Source material:
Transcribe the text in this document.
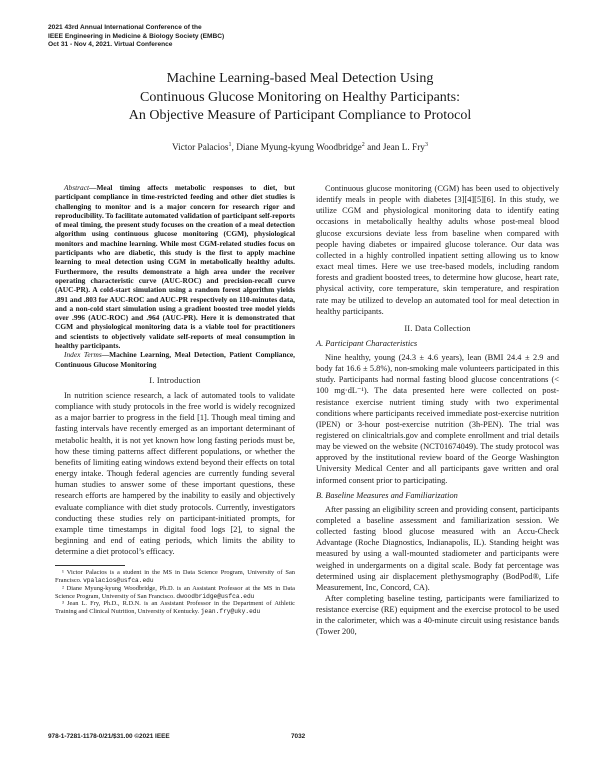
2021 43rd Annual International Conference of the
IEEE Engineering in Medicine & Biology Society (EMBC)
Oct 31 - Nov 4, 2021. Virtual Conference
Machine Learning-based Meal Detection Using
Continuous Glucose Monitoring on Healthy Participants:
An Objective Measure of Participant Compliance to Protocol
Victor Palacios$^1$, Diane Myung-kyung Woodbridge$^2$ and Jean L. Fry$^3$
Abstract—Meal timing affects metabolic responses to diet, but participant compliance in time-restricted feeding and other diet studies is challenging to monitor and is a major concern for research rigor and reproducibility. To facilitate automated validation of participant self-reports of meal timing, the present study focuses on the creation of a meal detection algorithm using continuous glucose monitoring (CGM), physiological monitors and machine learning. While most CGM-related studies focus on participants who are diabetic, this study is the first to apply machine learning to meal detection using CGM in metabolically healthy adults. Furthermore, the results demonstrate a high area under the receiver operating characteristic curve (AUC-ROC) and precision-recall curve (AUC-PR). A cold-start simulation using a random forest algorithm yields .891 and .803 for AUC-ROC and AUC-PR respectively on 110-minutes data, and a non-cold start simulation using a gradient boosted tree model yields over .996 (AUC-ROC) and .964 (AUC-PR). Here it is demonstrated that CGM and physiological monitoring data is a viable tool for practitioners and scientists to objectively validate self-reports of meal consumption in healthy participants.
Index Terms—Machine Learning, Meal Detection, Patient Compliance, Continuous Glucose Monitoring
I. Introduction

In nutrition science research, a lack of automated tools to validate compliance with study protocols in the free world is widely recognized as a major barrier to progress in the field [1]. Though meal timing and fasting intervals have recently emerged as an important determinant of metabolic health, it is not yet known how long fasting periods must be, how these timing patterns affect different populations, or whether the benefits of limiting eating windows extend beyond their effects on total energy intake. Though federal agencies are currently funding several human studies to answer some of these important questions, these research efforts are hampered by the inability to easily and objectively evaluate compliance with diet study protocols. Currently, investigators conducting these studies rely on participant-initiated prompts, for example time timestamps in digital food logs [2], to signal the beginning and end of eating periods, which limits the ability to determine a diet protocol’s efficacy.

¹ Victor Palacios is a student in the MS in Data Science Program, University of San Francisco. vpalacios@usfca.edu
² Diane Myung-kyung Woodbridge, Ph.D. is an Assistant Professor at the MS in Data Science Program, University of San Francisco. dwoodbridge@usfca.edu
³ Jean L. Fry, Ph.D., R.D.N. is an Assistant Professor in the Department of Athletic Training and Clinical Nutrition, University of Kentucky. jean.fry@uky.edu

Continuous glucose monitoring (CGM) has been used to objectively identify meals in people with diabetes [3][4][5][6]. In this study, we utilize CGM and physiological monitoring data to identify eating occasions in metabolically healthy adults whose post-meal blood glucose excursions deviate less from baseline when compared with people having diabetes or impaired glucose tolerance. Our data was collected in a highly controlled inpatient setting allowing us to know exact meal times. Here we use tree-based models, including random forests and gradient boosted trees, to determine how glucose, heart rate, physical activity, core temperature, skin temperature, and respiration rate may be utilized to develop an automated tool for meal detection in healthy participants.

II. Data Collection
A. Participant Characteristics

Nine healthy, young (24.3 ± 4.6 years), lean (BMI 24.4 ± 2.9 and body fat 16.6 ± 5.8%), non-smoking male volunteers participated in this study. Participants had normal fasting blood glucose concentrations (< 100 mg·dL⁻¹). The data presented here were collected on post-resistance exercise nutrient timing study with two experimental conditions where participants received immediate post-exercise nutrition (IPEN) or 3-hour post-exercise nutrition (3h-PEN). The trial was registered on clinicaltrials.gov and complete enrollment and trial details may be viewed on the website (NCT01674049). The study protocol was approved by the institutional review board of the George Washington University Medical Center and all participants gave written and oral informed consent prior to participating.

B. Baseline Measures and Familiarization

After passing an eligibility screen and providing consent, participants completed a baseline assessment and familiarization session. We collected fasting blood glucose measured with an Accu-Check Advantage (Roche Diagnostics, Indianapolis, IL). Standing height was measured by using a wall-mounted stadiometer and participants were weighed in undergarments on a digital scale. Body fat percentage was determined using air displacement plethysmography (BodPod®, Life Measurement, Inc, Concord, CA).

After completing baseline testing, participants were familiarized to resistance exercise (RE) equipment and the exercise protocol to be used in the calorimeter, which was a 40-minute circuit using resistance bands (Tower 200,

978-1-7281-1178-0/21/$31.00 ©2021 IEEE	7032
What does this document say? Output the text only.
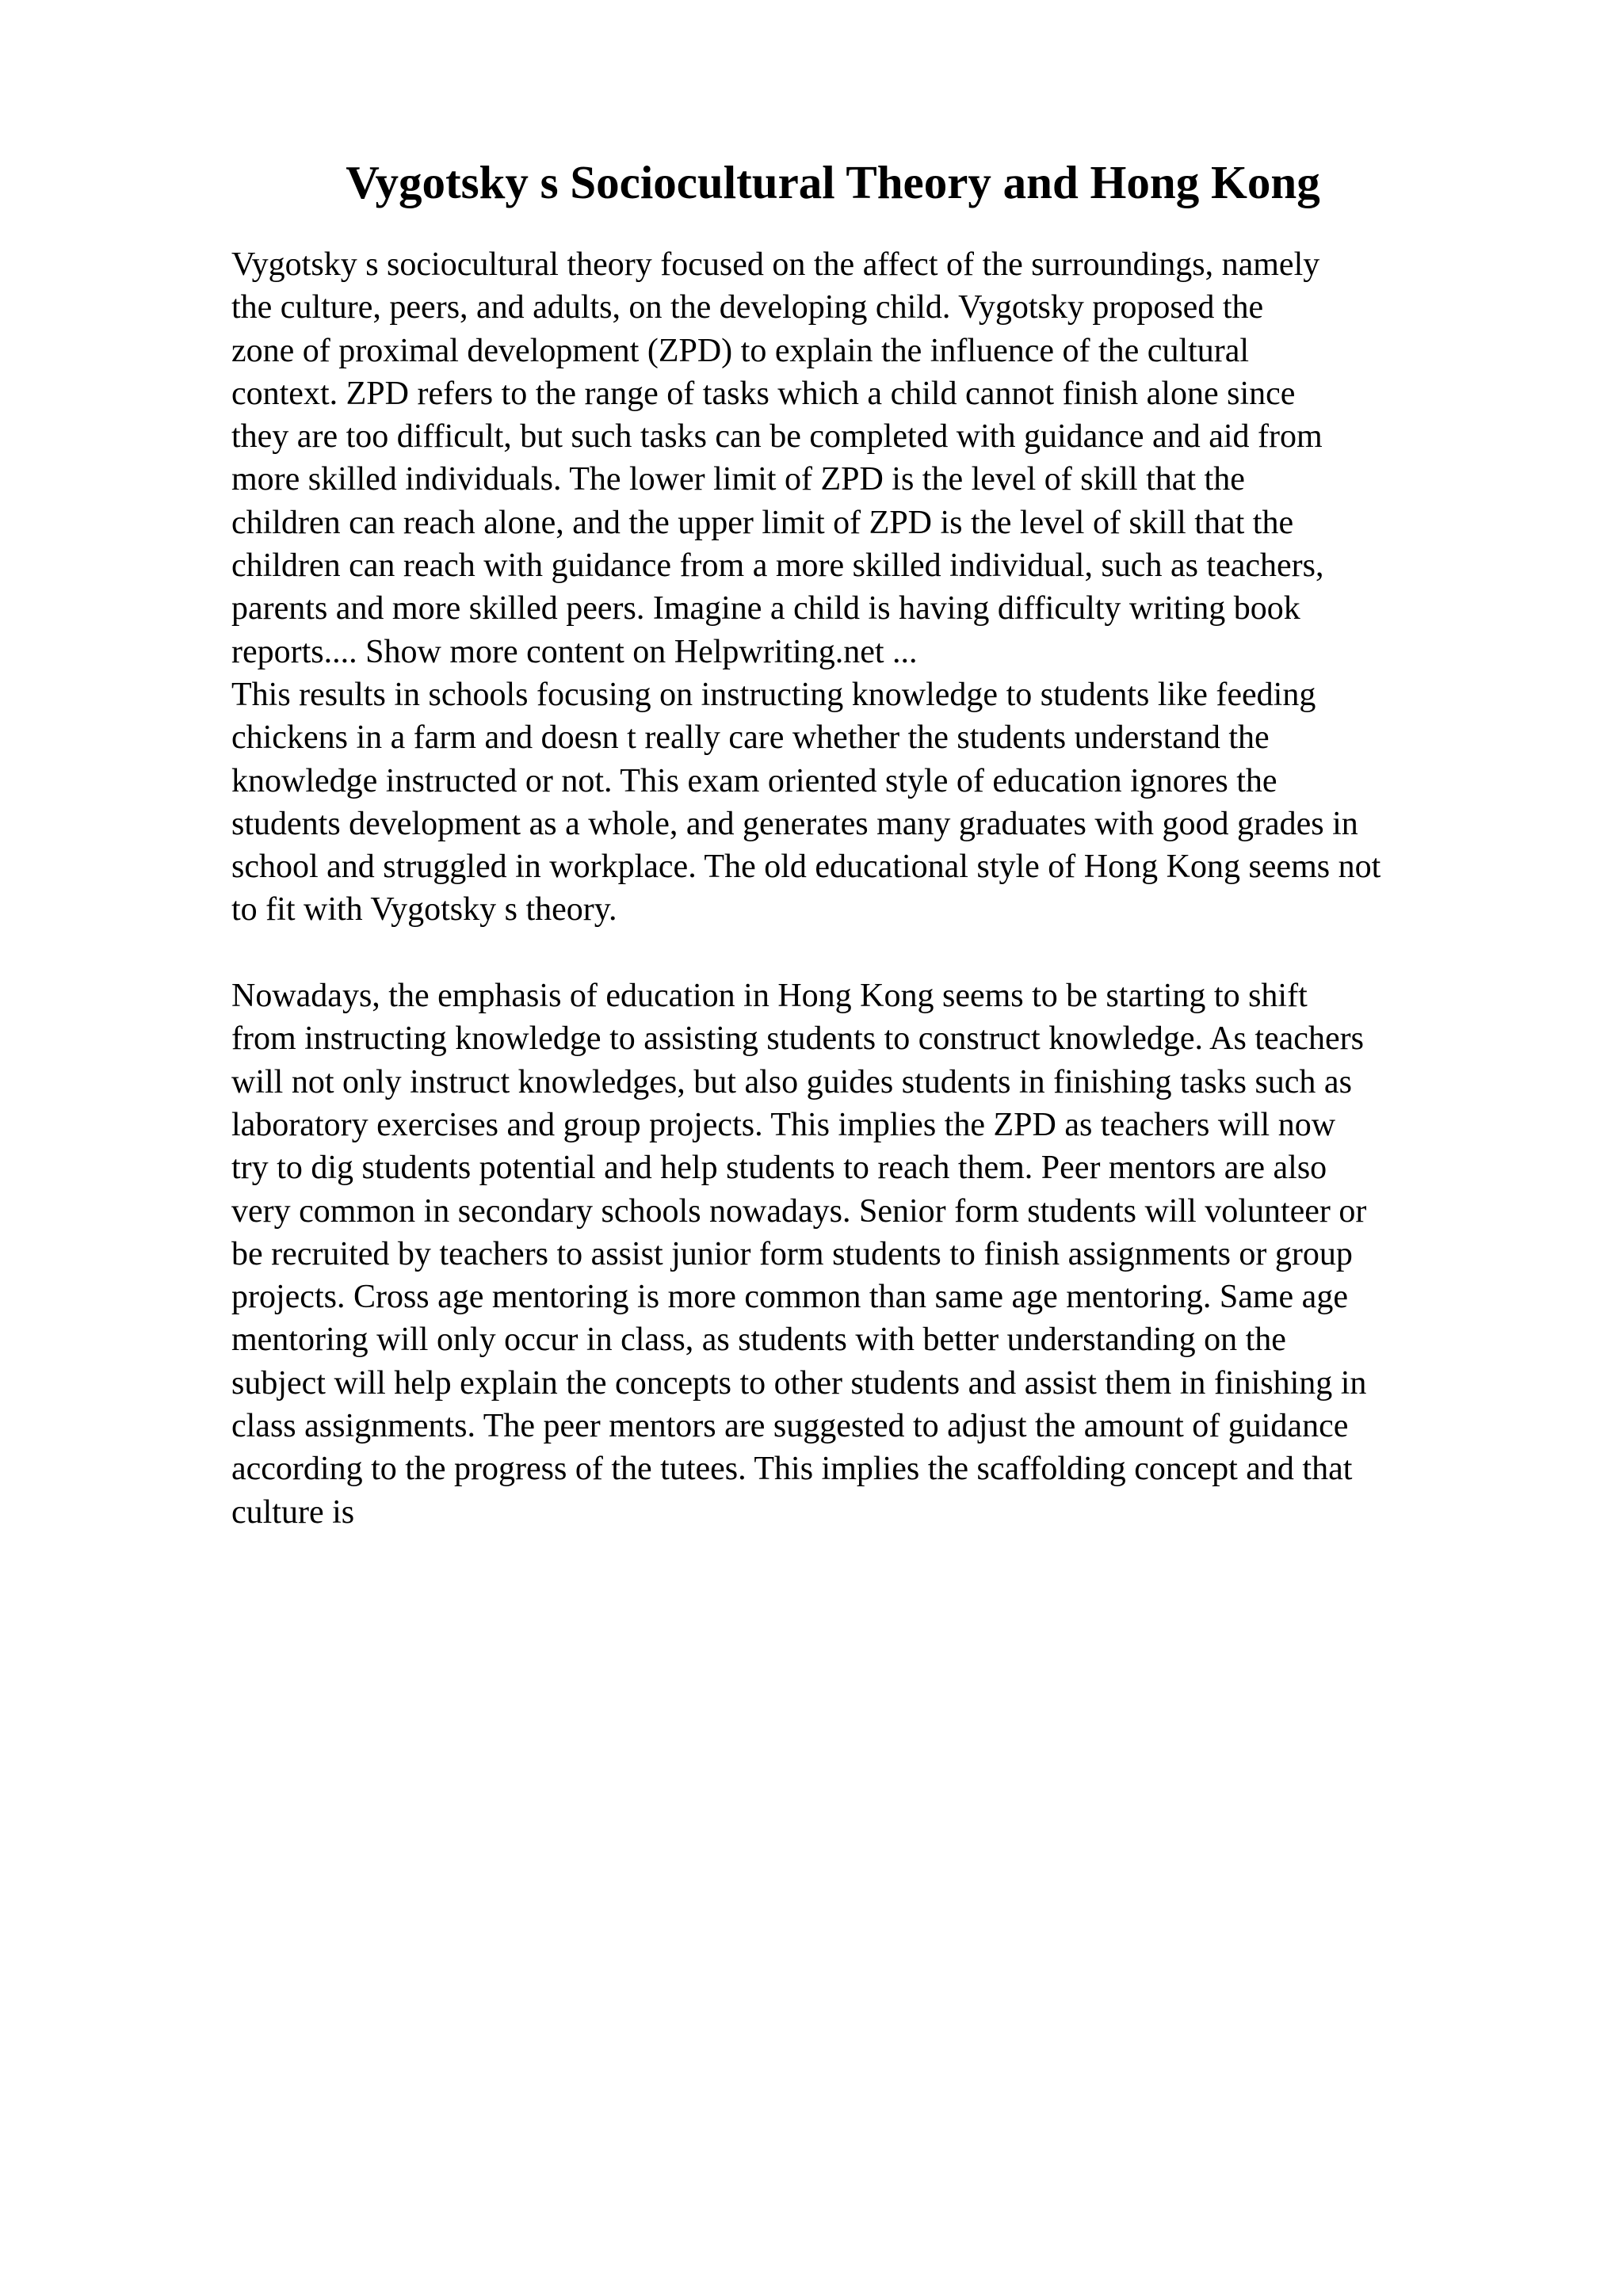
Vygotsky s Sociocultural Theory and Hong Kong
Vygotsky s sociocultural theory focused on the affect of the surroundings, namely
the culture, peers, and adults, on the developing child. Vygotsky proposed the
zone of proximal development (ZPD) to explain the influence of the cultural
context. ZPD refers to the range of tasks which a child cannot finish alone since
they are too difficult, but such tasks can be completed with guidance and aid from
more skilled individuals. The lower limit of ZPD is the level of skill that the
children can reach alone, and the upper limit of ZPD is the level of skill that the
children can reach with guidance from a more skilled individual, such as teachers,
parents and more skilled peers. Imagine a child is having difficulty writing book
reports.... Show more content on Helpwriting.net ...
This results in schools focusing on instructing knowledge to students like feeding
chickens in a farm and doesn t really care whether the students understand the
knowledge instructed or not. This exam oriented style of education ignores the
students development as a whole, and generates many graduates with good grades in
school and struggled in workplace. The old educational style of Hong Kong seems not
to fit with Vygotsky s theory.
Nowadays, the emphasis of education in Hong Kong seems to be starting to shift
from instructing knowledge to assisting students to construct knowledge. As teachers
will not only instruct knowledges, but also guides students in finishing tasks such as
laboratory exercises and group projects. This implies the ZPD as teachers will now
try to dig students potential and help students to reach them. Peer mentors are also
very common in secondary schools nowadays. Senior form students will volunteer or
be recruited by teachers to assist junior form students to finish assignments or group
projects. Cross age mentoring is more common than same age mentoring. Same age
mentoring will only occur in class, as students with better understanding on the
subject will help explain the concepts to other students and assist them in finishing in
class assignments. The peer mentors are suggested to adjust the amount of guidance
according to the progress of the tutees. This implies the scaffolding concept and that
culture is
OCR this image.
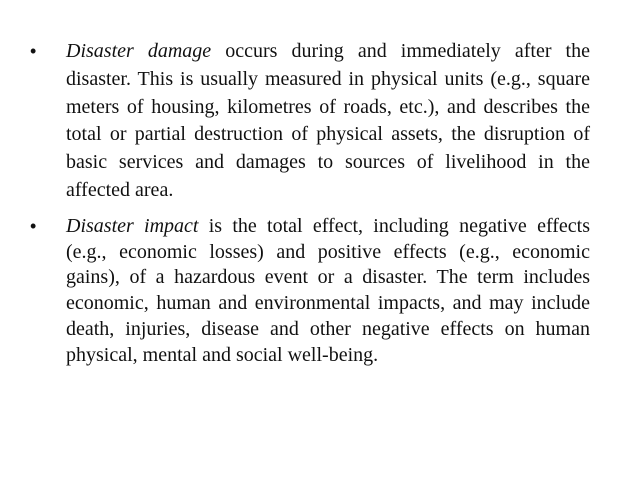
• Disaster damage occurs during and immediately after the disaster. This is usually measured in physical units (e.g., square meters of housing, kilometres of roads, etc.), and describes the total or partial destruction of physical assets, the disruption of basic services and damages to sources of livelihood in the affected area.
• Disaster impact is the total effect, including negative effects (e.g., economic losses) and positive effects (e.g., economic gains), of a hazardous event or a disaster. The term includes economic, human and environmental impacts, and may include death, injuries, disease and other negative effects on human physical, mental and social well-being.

Exercise objective:
Copy the listing word for word, excluding its pictures.

Solved problem:
Transcribe the text in this document.
2021 43rd Annual International Conference of the
IEEE Engineering in Medicine & Biology Society (EMBC)
Oct 31 - Nov 4, 2021. Virtual Conference
Machine Learning-based Meal Detection Using
Continuous Glucose Monitoring on Healthy Participants:
An Objective Measure of Participant Compliance to Protocol
Victor Palacios$^1$, Diane Myung-kyung Woodbridge$^2$ and Jean L. Fry$^3$
Abstract—Meal timing affects metabolic responses to diet, but participant compliance in time-restricted feeding and other diet studies is challenging to monitor and is a major concern for research rigor and reproducibility. To facilitate automated validation of participant self-reports of meal timing, the present study focuses on the creation of a meal detection algorithm using continuous glucose monitoring (CGM), physiological monitors and machine learning. While most CGM-related studies focus on participants who are diabetic, this study is the first to apply machine learning to meal detection using CGM in metabolically healthy adults. Furthermore, the results demonstrate a high area under the receiver operating characteristic curve (AUC-ROC) and precision-recall curve (AUC-PR). A cold-start simulation using a random forest algorithm yields .891 and .803 for AUC-ROC and AUC-PR respectively on 110-minutes data, and a non-cold start simulation using a gradient boosted tree model yields over .996 (AUC-ROC) and .964 (AUC-PR). Here it is demonstrated that CGM and physiological monitoring data is a viable tool for practitioners and scientists to objectively validate self-reports of meal consumption in healthy participants.
Index Terms—Machine Learning, Meal Detection, Patient Compliance, Continuous Glucose Monitoring
I. Introduction

In nutrition science research, a lack of automated tools to validate compliance with study protocols in the free world is widely recognized as a major barrier to progress in the field [1]. Though meal timing and fasting intervals have recently emerged as an important determinant of metabolic health, it is not yet known how long fasting periods must be, how these timing patterns affect different populations, or whether the benefits of limiting eating windows extend beyond their effects on total energy intake. Though federal agencies are currently funding several human studies to answer some of these important questions, these research efforts are hampered by the inability to easily and objectively evaluate compliance with diet study protocols. Currently, investigators conducting these studies rely on participant-initiated prompts, for example time timestamps in digital food logs [2], to signal the beginning and end of eating periods, which limits the ability to determine a diet protocol’s efficacy.

¹ Victor Palacios is a student in the MS in Data Science Program, University of San Francisco. vpalacios@usfca.edu
² Diane Myung-kyung Woodbridge, Ph.D. is an Assistant Professor at the MS in Data Science Program, University of San Francisco. dwoodbridge@usfca.edu
³ Jean L. Fry, Ph.D., R.D.N. is an Assistant Professor in the Department of Athletic Training and Clinical Nutrition, University of Kentucky. jean.fry@uky.edu

Continuous glucose monitoring (CGM) has been used to objectively identify meals in people with diabetes [3][4][5][6]. In this study, we utilize CGM and physiological monitoring data to identify eating occasions in metabolically healthy adults whose post-meal blood glucose excursions deviate less from baseline when compared with people having diabetes or impaired glucose tolerance. Our data was collected in a highly controlled inpatient setting allowing us to know exact meal times. Here we use tree-based models, including random forests and gradient boosted trees, to determine how glucose, heart rate, physical activity, core temperature, skin temperature, and respiration rate may be utilized to develop an automated tool for meal detection in healthy participants.

II. Data Collection
A. Participant Characteristics

Nine healthy, young (24.3 ± 4.6 years), lean (BMI 24.4 ± 2.9 and body fat 16.6 ± 5.8%), non-smoking male volunteers participated in this study. Participants had normal fasting blood glucose concentrations (< 100 mg·dL⁻¹). The data presented here were collected on post-resistance exercise nutrient timing study with two experimental conditions where participants received immediate post-exercise nutrition (IPEN) or 3-hour post-exercise nutrition (3h-PEN). The trial was registered on clinicaltrials.gov and complete enrollment and trial details may be viewed on the website (NCT01674049). The study protocol was approved by the institutional review board of the George Washington University Medical Center and all participants gave written and oral informed consent prior to participating.

B. Baseline Measures and Familiarization

After passing an eligibility screen and providing consent, participants completed a baseline assessment and familiarization session. We collected fasting blood glucose measured with an Accu-Check Advantage (Roche Diagnostics, Indianapolis, IL). Standing height was measured by using a wall-mounted stadiometer and participants were weighed in undergarments on a digital scale. Body fat percentage was determined using air displacement plethysmography (BodPod®, Life Measurement, Inc, Concord, CA).

After completing baseline testing, participants were familiarized to resistance exercise (RE) equipment and the exercise protocol to be used in the calorimeter, which was a 40-minute circuit using resistance bands (Tower 200,

978-1-7281-1178-0/21/$31.00 ©2021 IEEE	7032
What does this document say? Output the text only.
Vygotsky s Sociocultural Theory and Hong Kong
Vygotsky s sociocultural theory focused on the affect of the surroundings, namely
the culture, peers, and adults, on the developing child. Vygotsky proposed the
zone of proximal development (ZPD) to explain the influence of the cultural
context. ZPD refers to the range of tasks which a child cannot finish alone since
they are too difficult, but such tasks can be completed with guidance and aid from
more skilled individuals. The lower limit of ZPD is the level of skill that the
children can reach alone, and the upper limit of ZPD is the level of skill that the
children can reach with guidance from a more skilled individual, such as teachers,
parents and more skilled peers. Imagine a child is having difficulty writing book
reports.... Show more content on Helpwriting.net ...
This results in schools focusing on instructing knowledge to students like feeding
chickens in a farm and doesn t really care whether the students understand the
knowledge instructed or not. This exam oriented style of education ignores the
students development as a whole, and generates many graduates with good grades in
school and struggled in workplace. The old educational style of Hong Kong seems not
to fit with Vygotsky s theory.
Nowadays, the emphasis of education in Hong Kong seems to be starting to shift
from instructing knowledge to assisting students to construct knowledge. As teachers
will not only instruct knowledges, but also guides students in finishing tasks such as
laboratory exercises and group projects. This implies the ZPD as teachers will now
try to dig students potential and help students to reach them. Peer mentors are also
very common in secondary schools nowadays. Senior form students will volunteer or
be recruited by teachers to assist junior form students to finish assignments or group
projects. Cross age mentoring is more common than same age mentoring. Same age
mentoring will only occur in class, as students with better understanding on the
subject will help explain the concepts to other students and assist them in finishing in
class assignments. The peer mentors are suggested to adjust the amount of guidance
according to the progress of the tutees. This implies the scaffolding concept and that
culture is
OCR this image.
• Disaster damage occurs during and immediately after the disaster. This is usually measured in physical units (e.g., square meters of housing, kilometres of roads, etc.), and describes the total or partial destruction of physical assets, the disruption of basic services and damages to sources of livelihood in the affected area.
• Disaster impact is the total effect, including negative effects (e.g., economic losses) and positive effects (e.g., economic gains), of a hazardous event or a disaster. The term includes economic, human and environmental impacts, and may include death, injuries, disease and other negative effects on human physical, mental and social well-being.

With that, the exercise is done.